## [Records excerpted from a collection]
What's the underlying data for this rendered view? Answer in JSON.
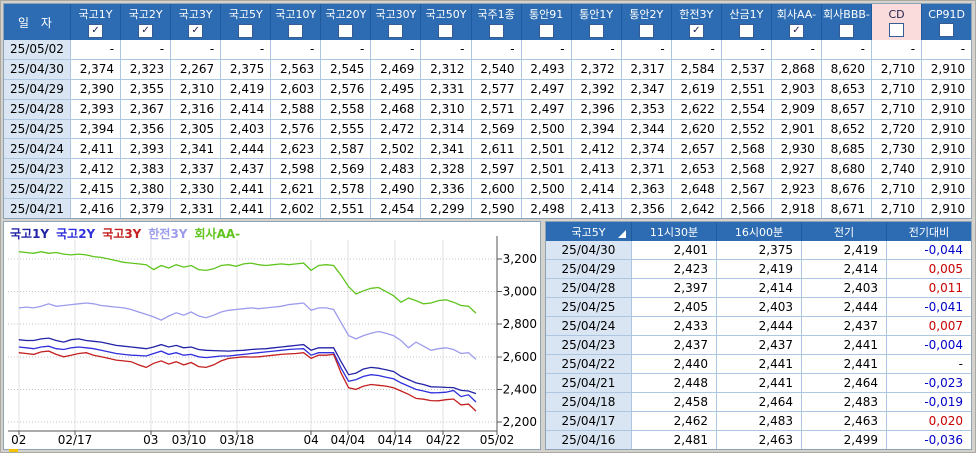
{
  "colors": {
    "header_bg": "#2D6CB2",
    "date_cell_bg": "#D9E5F2",
    "highlight_column_bg": "#FBDCDC",
    "grid_border": "#ADC6E2",
    "negative_change": "#0000C8",
    "positive_change": "#C80000"
  },
  "icons": {
    "check_glyph": "✓",
    "sort_indicator": "corner-triangle"
  },
  "top_table": {
    "date_header": "일  자",
    "columns": [
      {
        "label": "국고1Y",
        "checked": true,
        "highlight": false
      },
      {
        "label": "국고2Y",
        "checked": true,
        "highlight": false
      },
      {
        "label": "국고3Y",
        "checked": true,
        "highlight": false
      },
      {
        "label": "국고5Y",
        "checked": false,
        "highlight": false
      },
      {
        "label": "국고10Y",
        "checked": false,
        "highlight": false
      },
      {
        "label": "국고20Y",
        "checked": false,
        "highlight": false
      },
      {
        "label": "국고30Y",
        "checked": false,
        "highlight": false
      },
      {
        "label": "국고50Y",
        "checked": false,
        "highlight": false
      },
      {
        "label": "국주1종",
        "checked": false,
        "highlight": false
      },
      {
        "label": "통안91",
        "checked": false,
        "highlight": false
      },
      {
        "label": "통안1Y",
        "checked": false,
        "highlight": false
      },
      {
        "label": "통안2Y",
        "checked": false,
        "highlight": false
      },
      {
        "label": "한전3Y",
        "checked": true,
        "highlight": false
      },
      {
        "label": "산금1Y",
        "checked": false,
        "highlight": false
      },
      {
        "label": "회사AA-",
        "checked": true,
        "highlight": false
      },
      {
        "label": "회사BBB-",
        "checked": false,
        "highlight": false
      },
      {
        "label": "CD",
        "checked": false,
        "highlight": true
      },
      {
        "label": "CP91D",
        "checked": false,
        "highlight": false
      }
    ],
    "rows": [
      {
        "date": "25/05/02",
        "values": [
          "-",
          "-",
          "-",
          "-",
          "-",
          "-",
          "-",
          "-",
          "-",
          "-",
          "-",
          "-",
          "-",
          "-",
          "-",
          "-",
          "-",
          "-"
        ]
      },
      {
        "date": "25/04/30",
        "values": [
          "2,374",
          "2,323",
          "2,267",
          "2,375",
          "2,563",
          "2,545",
          "2,469",
          "2,312",
          "2,540",
          "2,493",
          "2,372",
          "2,317",
          "2,584",
          "2,537",
          "2,868",
          "8,620",
          "2,710",
          "2,910"
        ]
      },
      {
        "date": "25/04/29",
        "values": [
          "2,390",
          "2,355",
          "2,310",
          "2,419",
          "2,603",
          "2,576",
          "2,495",
          "2,331",
          "2,577",
          "2,497",
          "2,392",
          "2,347",
          "2,619",
          "2,551",
          "2,903",
          "8,653",
          "2,710",
          "2,910"
        ]
      },
      {
        "date": "25/04/28",
        "values": [
          "2,393",
          "2,367",
          "2,316",
          "2,414",
          "2,588",
          "2,558",
          "2,468",
          "2,310",
          "2,571",
          "2,497",
          "2,396",
          "2,353",
          "2,622",
          "2,554",
          "2,909",
          "8,657",
          "2,710",
          "2,910"
        ]
      },
      {
        "date": "25/04/25",
        "values": [
          "2,394",
          "2,356",
          "2,305",
          "2,403",
          "2,576",
          "2,555",
          "2,472",
          "2,314",
          "2,569",
          "2,500",
          "2,394",
          "2,344",
          "2,620",
          "2,552",
          "2,901",
          "8,652",
          "2,720",
          "2,910"
        ]
      },
      {
        "date": "25/04/24",
        "values": [
          "2,411",
          "2,393",
          "2,341",
          "2,444",
          "2,623",
          "2,587",
          "2,502",
          "2,341",
          "2,611",
          "2,501",
          "2,412",
          "2,374",
          "2,657",
          "2,568",
          "2,930",
          "8,685",
          "2,730",
          "2,910"
        ]
      },
      {
        "date": "25/04/23",
        "values": [
          "2,412",
          "2,383",
          "2,337",
          "2,437",
          "2,598",
          "2,569",
          "2,483",
          "2,328",
          "2,597",
          "2,501",
          "2,413",
          "2,371",
          "2,653",
          "2,568",
          "2,927",
          "8,680",
          "2,740",
          "2,910"
        ]
      },
      {
        "date": "25/04/22",
        "values": [
          "2,415",
          "2,380",
          "2,330",
          "2,441",
          "2,621",
          "2,578",
          "2,490",
          "2,336",
          "2,600",
          "2,500",
          "2,414",
          "2,363",
          "2,648",
          "2,567",
          "2,923",
          "8,676",
          "2,710",
          "2,910"
        ]
      },
      {
        "date": "25/04/21",
        "values": [
          "2,416",
          "2,379",
          "2,331",
          "2,441",
          "2,602",
          "2,551",
          "2,454",
          "2,299",
          "2,590",
          "2,498",
          "2,413",
          "2,356",
          "2,642",
          "2,566",
          "2,918",
          "8,671",
          "2,710",
          "2,910"
        ]
      }
    ]
  },
  "chart": {
    "y_ticks": [
      "3,200",
      "3,000",
      "2,800",
      "2,600",
      "2,400",
      "2,200"
    ],
    "x_ticks": [
      {
        "label": "02",
        "pos": 0.022
      },
      {
        "label": "02/17",
        "pos": 0.137
      },
      {
        "label": "03",
        "pos": 0.292
      },
      {
        "label": "03/10",
        "pos": 0.37
      },
      {
        "label": "03/18",
        "pos": 0.468
      },
      {
        "label": "04",
        "pos": 0.62
      },
      {
        "label": "04/04",
        "pos": 0.695
      },
      {
        "label": "04/14",
        "pos": 0.791
      },
      {
        "label": "04/22",
        "pos": 0.89
      },
      {
        "label": "05/02",
        "pos": 1.0
      }
    ]
  },
  "chart_data": {
    "type": "line",
    "title": "",
    "y_axis": {
      "min": 2200,
      "max": 3200,
      "tick_step": 200,
      "unit": "yield x1000 (2374 = 2.374%)",
      "side": "right",
      "grid": "dotted"
    },
    "x_axis": {
      "range": "2025-02-03 to 2025-05-02",
      "tick_labels": [
        "02",
        "02/17",
        "03",
        "03/10",
        "03/18",
        "04",
        "04/04",
        "04/14",
        "04/22",
        "05/02"
      ]
    },
    "legend_position": "top-left",
    "series": [
      {
        "name": "국고1Y",
        "color": "#2323A8",
        "values": [
          2705,
          2700,
          2700,
          2710,
          2715,
          2700,
          2690,
          2705,
          2710,
          2700,
          2695,
          2690,
          2680,
          2670,
          2665,
          2660,
          2655,
          2650,
          2660,
          2675,
          2660,
          2670,
          2655,
          2660,
          2645,
          2640,
          2638,
          2636,
          2635,
          2638,
          2640,
          2645,
          2648,
          2650,
          2655,
          2660,
          2665,
          2670,
          2675,
          2640,
          2655,
          2655,
          2655,
          2570,
          2490,
          2500,
          2525,
          2535,
          2530,
          2520,
          2510,
          2480,
          2460,
          2440,
          2430,
          2416,
          2415,
          2412,
          2411,
          2394,
          2390,
          2374
        ]
      },
      {
        "name": "국고2Y",
        "color": "#3030DC",
        "values": [
          2660,
          2655,
          2650,
          2660,
          2665,
          2650,
          2645,
          2655,
          2660,
          2655,
          2650,
          2640,
          2630,
          2620,
          2615,
          2610,
          2608,
          2605,
          2620,
          2635,
          2615,
          2625,
          2610,
          2615,
          2600,
          2595,
          2600,
          2605,
          2605,
          2610,
          2615,
          2620,
          2625,
          2630,
          2635,
          2640,
          2645,
          2648,
          2650,
          2610,
          2625,
          2625,
          2625,
          2530,
          2450,
          2460,
          2480,
          2490,
          2485,
          2475,
          2465,
          2440,
          2420,
          2400,
          2390,
          2379,
          2380,
          2383,
          2393,
          2356,
          2367,
          2323
        ]
      },
      {
        "name": "국고3Y",
        "color": "#C42020",
        "values": [
          2625,
          2620,
          2615,
          2630,
          2635,
          2615,
          2600,
          2610,
          2620,
          2625,
          2610,
          2600,
          2590,
          2580,
          2575,
          2570,
          2550,
          2535,
          2560,
          2575,
          2555,
          2570,
          2550,
          2565,
          2540,
          2535,
          2550,
          2575,
          2590,
          2595,
          2600,
          2598,
          2600,
          2605,
          2610,
          2615,
          2618,
          2620,
          2625,
          2590,
          2610,
          2610,
          2615,
          2500,
          2410,
          2400,
          2420,
          2430,
          2425,
          2420,
          2410,
          2390,
          2370,
          2345,
          2340,
          2331,
          2330,
          2337,
          2341,
          2305,
          2310,
          2267
        ]
      },
      {
        "name": "한전3Y",
        "color": "#9C9CEC",
        "values": [
          2900,
          2905,
          2900,
          2910,
          2925,
          2910,
          2915,
          2920,
          2925,
          2930,
          2925,
          2915,
          2910,
          2905,
          2900,
          2890,
          2875,
          2860,
          2845,
          2825,
          2850,
          2870,
          2855,
          2875,
          2850,
          2840,
          2855,
          2875,
          2885,
          2890,
          2895,
          2900,
          2895,
          2900,
          2905,
          2910,
          2920,
          2925,
          2930,
          2885,
          2900,
          2900,
          2890,
          2810,
          2730,
          2710,
          2730,
          2745,
          2755,
          2745,
          2730,
          2700,
          2655,
          2690,
          2665,
          2640,
          2650,
          2655,
          2645,
          2620,
          2625,
          2584
        ]
      },
      {
        "name": "회사AA-",
        "color": "#5FC41E",
        "values": [
          3245,
          3240,
          3235,
          3245,
          3235,
          3240,
          3230,
          3225,
          3230,
          3225,
          3215,
          3210,
          3200,
          3190,
          3180,
          3175,
          3170,
          3165,
          3135,
          3160,
          3145,
          3165,
          3150,
          3160,
          3135,
          3130,
          3140,
          3160,
          3165,
          3155,
          3170,
          3175,
          3165,
          3160,
          3165,
          3170,
          3165,
          3170,
          3175,
          3130,
          3160,
          3165,
          3160,
          3100,
          3030,
          2985,
          3005,
          3020,
          3025,
          3000,
          2975,
          2935,
          2960,
          2945,
          2925,
          2930,
          2945,
          2950,
          2935,
          2915,
          2910,
          2868
        ]
      }
    ]
  },
  "detail_table": {
    "headers": [
      "국고5Y",
      "11시30분",
      "16시00분",
      "전기",
      "전기대비"
    ],
    "rows": [
      {
        "date": "25/04/30",
        "cells": [
          "2,401",
          "2,375",
          "2,419"
        ],
        "change": "-0,044",
        "change_sign": "neg"
      },
      {
        "date": "25/04/29",
        "cells": [
          "2,423",
          "2,419",
          "2,414"
        ],
        "change": "0,005",
        "change_sign": "pos"
      },
      {
        "date": "25/04/28",
        "cells": [
          "2,397",
          "2,414",
          "2,403"
        ],
        "change": "0,011",
        "change_sign": "pos"
      },
      {
        "date": "25/04/25",
        "cells": [
          "2,405",
          "2,403",
          "2,444"
        ],
        "change": "-0,041",
        "change_sign": "neg"
      },
      {
        "date": "25/04/24",
        "cells": [
          "2,433",
          "2,444",
          "2,437"
        ],
        "change": "0,007",
        "change_sign": "pos"
      },
      {
        "date": "25/04/23",
        "cells": [
          "2,437",
          "2,437",
          "2,441"
        ],
        "change": "-0,004",
        "change_sign": "neg"
      },
      {
        "date": "25/04/22",
        "cells": [
          "2,440",
          "2,441",
          "2,441"
        ],
        "change": "-",
        "change_sign": "flat"
      },
      {
        "date": "25/04/21",
        "cells": [
          "2,448",
          "2,441",
          "2,464"
        ],
        "change": "-0,023",
        "change_sign": "neg"
      },
      {
        "date": "25/04/18",
        "cells": [
          "2,458",
          "2,464",
          "2,483"
        ],
        "change": "-0,019",
        "change_sign": "neg"
      },
      {
        "date": "25/04/17",
        "cells": [
          "2,462",
          "2,483",
          "2,463"
        ],
        "change": "0,020",
        "change_sign": "pos"
      },
      {
        "date": "25/04/16",
        "cells": [
          "2,481",
          "2,463",
          "2,499"
        ],
        "change": "-0,036",
        "change_sign": "neg"
      }
    ]
  }
}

## [STATED PROBLEM]
Tell how many lines contain the word "name", using only the number.

## [ANSWER FOR THIS EXERCISE]
5